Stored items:
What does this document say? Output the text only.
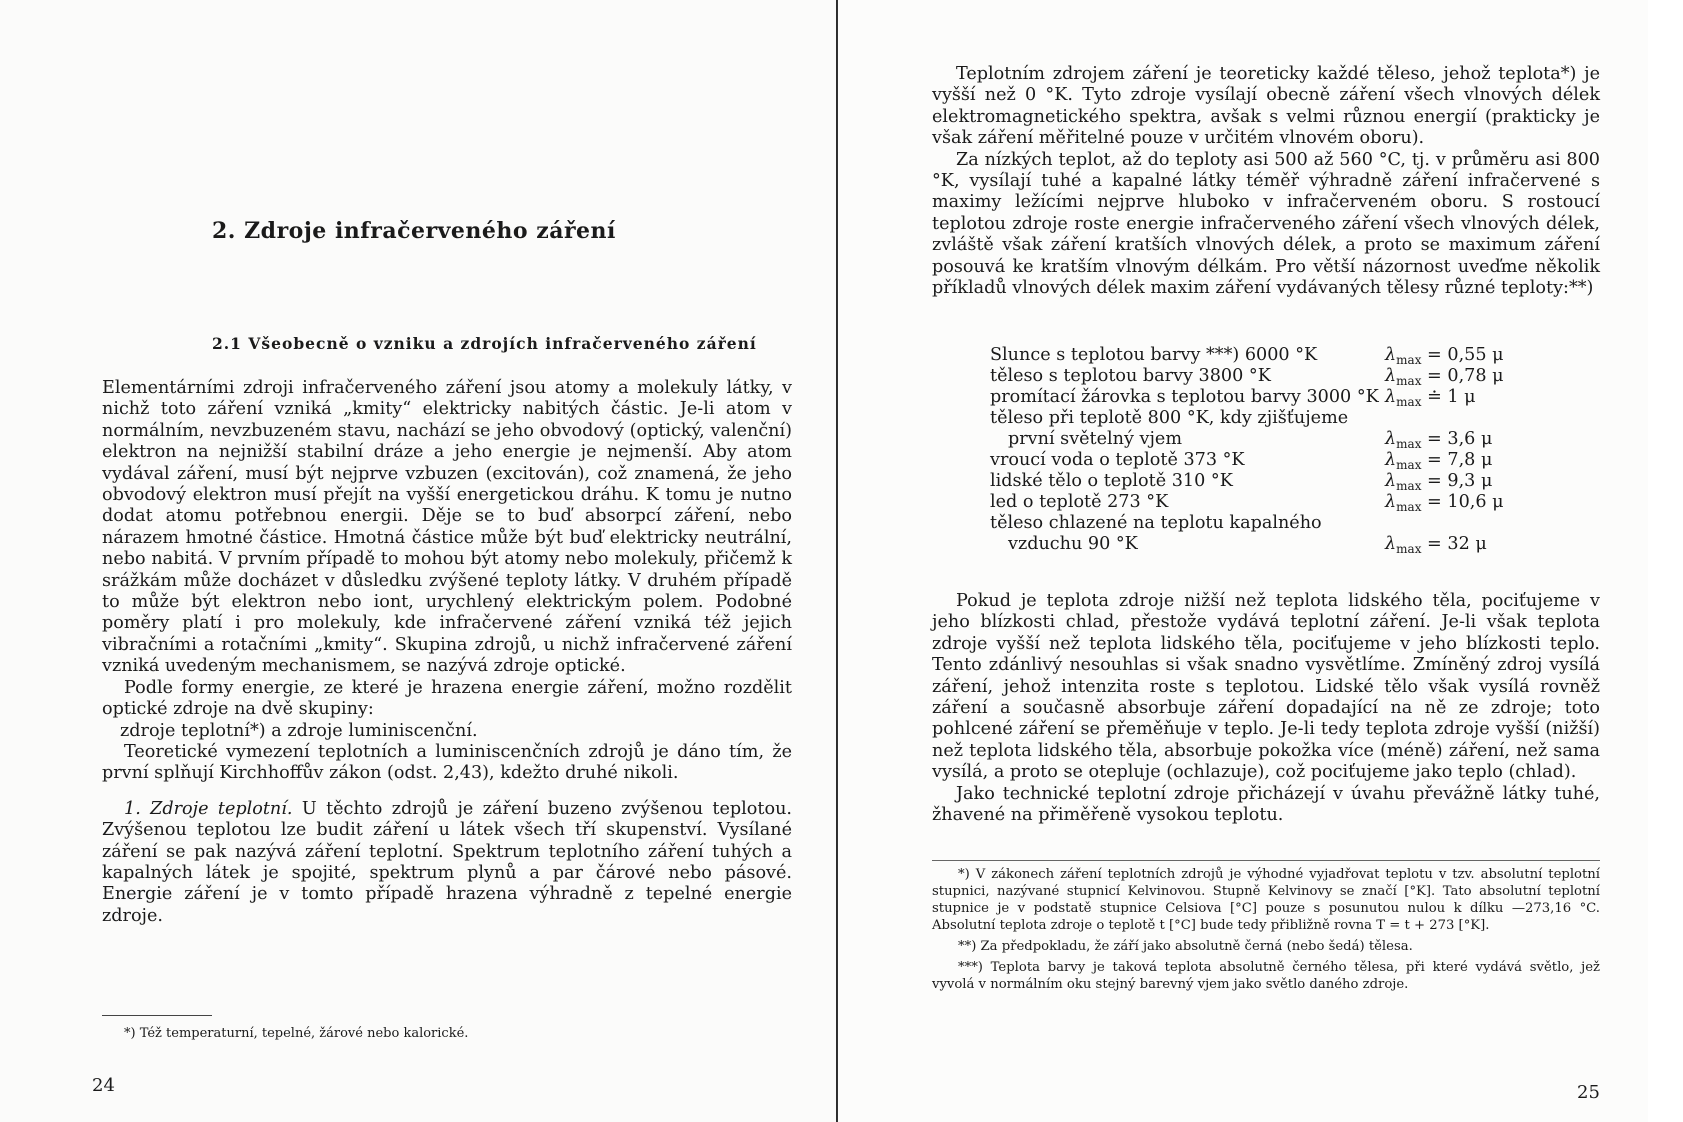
2. Zdroje infračerveného záření
2.1 Všeobecně o vzniku a zdrojích infračerveného záření

Elementárními zdroji infračerveného záření jsou atomy a molekuly látky, v nichž toto záření vzniká „kmity“ elektricky nabitých částic. Je-li atom v normálním, nevzbuzeném stavu, nachází se jeho obvodový (optický, valenční) elektron na nejnižší stabilní dráze a jeho energie je nejmenší. Aby atom vydával záření, musí být nejprve vzbuzen (excitován), což znamená, že jeho obvodový elektron musí přejít na vyšší energetickou dráhu. K tomu je nutno dodat atomu potřebnou energii. Děje se to buď absorpcí záření, nebo nárazem hmotné částice. Hmotná částice může být buď elektricky neutrální, nebo nabitá. V prvním případě to mohou být atomy nebo molekuly, přičemž k srážkám může docházet v důsledku zvýšené teploty látky. V druhém případě to může být elektron nebo iont, urychlený elektrickým polem. Podobné poměry platí i pro molekuly, kde infračervené záření vzniká též jejich vibračními a rotačními „kmity“. Skupina zdrojů, u nichž infračervené záření vzniká uvedeným mechanismem, se nazývá zdroje optické.

Podle formy energie, ze které je hrazena energie záření, možno rozdělit optické zdroje na dvě skupiny:

zdroje teplotní*) a zdroje luminiscenční.

Teoretické vymezení teplotních a luminiscenčních zdrojů je dáno tím, že první splňují Kirchhoffův zákon (odst. 2,43), kdežto druhé nikoli.

1. Zdroje teplotní. U těchto zdrojů je záření buzeno zvýšenou teplotou. Zvýšenou teplotou lze budit záření u látek všech tří skupenství. Vysílané záření se pak nazývá záření teplotní. Spektrum teplotního záření tuhých a kapalných látek je spojité, spektrum plynů a par čárové nebo pásové. Energie záření je v tomto případě hrazena výhradně z tepelné energie zdroje.

*) Též temperaturní, tepelné, žárové nebo kalorické.
24

Teplotním zdrojem záření je teoreticky každé těleso, jehož teplota*) je vyšší než 0 °K. Tyto zdroje vysílají obecně záření všech vlnových délek elektromagnetického spektra, avšak s velmi různou energií (prakticky je však záření měřitelné pouze v určitém vlnovém oboru).

Za nízkých teplot, až do teploty asi 500 až 560 °C, tj. v průměru asi 800 °K, vysílají tuhé a kapalné látky téměř výhradně záření infračervené s maximy ležícími nejprve hluboko v infračerveném oboru. S rostoucí teplotou zdroje roste energie infračerveného záření všech vlnových délek, zvláště však záření kratších vlnových délek, a proto se maximum záření posouvá ke kratším vlnovým délkám. Pro větší názornost uveďme několik příkladů vlnových délek maxim záření vydávaných tělesy různé teploty:**)

Slunce s teplotou barvy ***) 6000 °K	$\lambda_{max} = 0,55$ μ
těleso s teplotou barvy 3800 °K	$\lambda_{max} = 0,78$ μ
promítací žárovka s teplotou barvy 3000 °K $\lambda_{max}$ ≐ 1 μ
těleso při teplotě 800 °K, kdy zjišťujeme
první světelný vjem	$\lambda_{max} = 3,6$ μ
vroucí voda o teplotě 373 °K	$\lambda_{max} = 7,8$ μ
lidské tělo o teplotě 310 °K	$\lambda_{max} = 9,3$ μ
led o teplotě 273 °K	$\lambda_{max} = 10,6$ μ
těleso chlazené na teplotu kapalného
vzduchu 90 °K	$\lambda_{max} = 32$ μ

Pokud je teplota zdroje nižší než teplota lidského těla, pociťujeme v jeho blízkosti chlad, přestože vydává teplotní záření. Je-li však teplota zdroje vyšší než teplota lidského těla, pociťujeme v jeho blízkosti teplo. Tento zdánlivý nesouhlas si však snadno vysvětlíme. Zmíněný zdroj vysílá záření, jehož intenzita roste s teplotou. Lidské tělo však vysílá rovněž záření a současně absorbuje záření dopadající na ně ze zdroje; toto pohlcené záření se přeměňuje v teplo. Je-li tedy teplota zdroje vyšší (nižší) než teplota lidského těla, absorbuje pokožka více (méně) záření, než sama vysílá, a proto se otepluje (ochlazuje), což pociťujeme jako teplo (chlad).

Jako technické teplotní zdroje přicházejí v úvahu převážně látky tuhé, žhavené na přiměřeně vysokou teplotu.

*) V zákonech záření teplotních zdrojů je výhodné vyjadřovat teplotu v tzv. absolutní teplotní stupnici, nazývané stupnicí Kelvinovou. Stupně Kelvinovy se značí [°K]. Tato absolutní teplotní stupnice je v podstatě stupnice Celsiova [°C] pouze s posunutou nulou k dílku —273,16 °C. Absolutní teplota zdroje o teplotě t [°C] bude tedy přibližně rovna T = t + 273 [°K].

**) Za předpokladu, že září jako absolutně černá (nebo šedá) tělesa.

***) Teplota barvy je taková teplota absolutně černého tělesa, při které vydává světlo, jež vyvolá v normálním oku stejný barevný vjem jako světlo daného zdroje.

25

Direction:
Copy each line that contains the word "vjem".

Task output:
první světelný vjem	$\lambda_{max} = 3,6$ μ
***) Teplota barvy je taková teplota absolutně černého tělesa, při které vydává světlo, jež vyvolá v normálním oku stejný barevný vjem jako světlo daného zdroje.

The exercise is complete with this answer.